--- start ---

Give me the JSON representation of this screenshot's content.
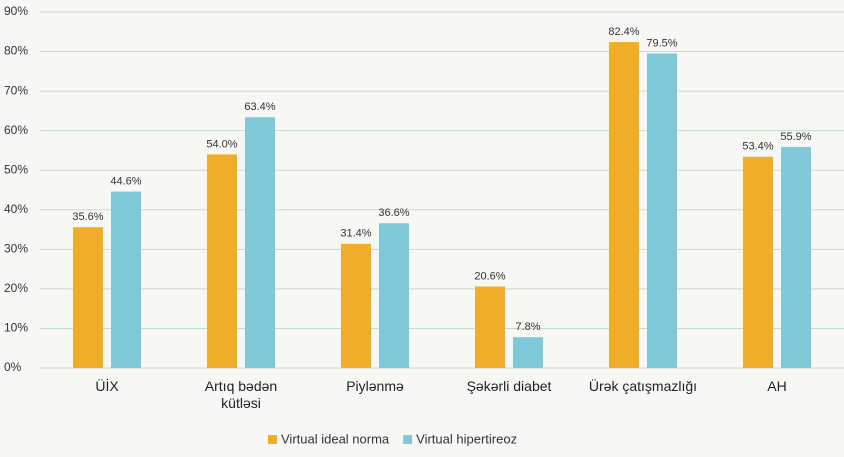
{
  "chart_data": {
    "type": "bar",
    "categories": [
      "ÜİX",
      "Artıq bədən kütləsi",
      "Piylənmə",
      "Şəkərli diabet",
      "Ürək çatışmazlığı",
      "AH"
    ],
    "series": [
      {
        "name": "Virtual ideal norma",
        "color": "#f0ad2a",
        "values": [
          35.6,
          54.0,
          31.4,
          20.6,
          82.4,
          53.4
        ],
        "value_labels": [
          "35.6%",
          "54.0%",
          "31.4%",
          "20.6%",
          "82.4%",
          "53.4%"
        ]
      },
      {
        "name": "Virtual hipertireoz",
        "color": "#7ec8d8",
        "values": [
          44.6,
          63.4,
          36.6,
          7.8,
          79.5,
          55.9
        ],
        "value_labels": [
          "44.6%",
          "63.4%",
          "36.6%",
          "7.8%",
          "79.5%",
          "55.9%"
        ]
      }
    ],
    "ylim": [
      0,
      90
    ],
    "yticks": [
      {
        "value": 0,
        "label": "0%"
      },
      {
        "value": 10,
        "label": "10%"
      },
      {
        "value": 20,
        "label": "20%"
      },
      {
        "value": 30,
        "label": "30%"
      },
      {
        "value": 40,
        "label": "40%"
      },
      {
        "value": 50,
        "label": "50%"
      },
      {
        "value": 60,
        "label": "60%"
      },
      {
        "value": 70,
        "label": "70%"
      },
      {
        "value": 80,
        "label": "80%"
      },
      {
        "value": 90,
        "label": "90%"
      }
    ],
    "grid": true,
    "legend": "bottom"
  }
}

--- end ---

* STATED EXERCISE:
Write out all the entries exactly, except for the pictures.

* THE OUTPUT:
Give me the JSON representation of this screenshot's content.
{
  "chart_data": {
    "type": "bar",
    "categories": [
      "ÜİX",
      "Artıq bədən kütləsi",
      "Piylənmə",
      "Şəkərli diabet",
      "Ürək çatışmazlığı",
      "AH"
    ],
    "series": [
      {
        "name": "Virtual ideal norma",
        "color": "#f0ad2a",
        "values": [
          35.6,
          54.0,
          31.4,
          20.6,
          82.4,
          53.4
        ],
        "value_labels": [
          "35.6%",
          "54.0%",
          "31.4%",
          "20.6%",
          "82.4%",
          "53.4%"
        ]
      },
      {
        "name": "Virtual hipertireoz",
        "color": "#7ec8d8",
        "values": [
          44.6,
          63.4,
          36.6,
          7.8,
          79.5,
          55.9
        ],
        "value_labels": [
          "44.6%",
          "63.4%",
          "36.6%",
          "7.8%",
          "79.5%",
          "55.9%"
        ]
      }
    ],
    "ylim": [
      0,
      90
    ],
    "yticks": [
      {
        "value": 0,
        "label": "0%"
      },
      {
        "value": 10,
        "label": "10%"
      },
      {
        "value": 20,
        "label": "20%"
      },
      {
        "value": 30,
        "label": "30%"
      },
      {
        "value": 40,
        "label": "40%"
      },
      {
        "value": 50,
        "label": "50%"
      },
      {
        "value": 60,
        "label": "60%"
      },
      {
        "value": 70,
        "label": "70%"
      },
      {
        "value": 80,
        "label": "80%"
      },
      {
        "value": 90,
        "label": "90%"
      }
    ],
    "grid": true,
    "legend": "bottom"
  }
}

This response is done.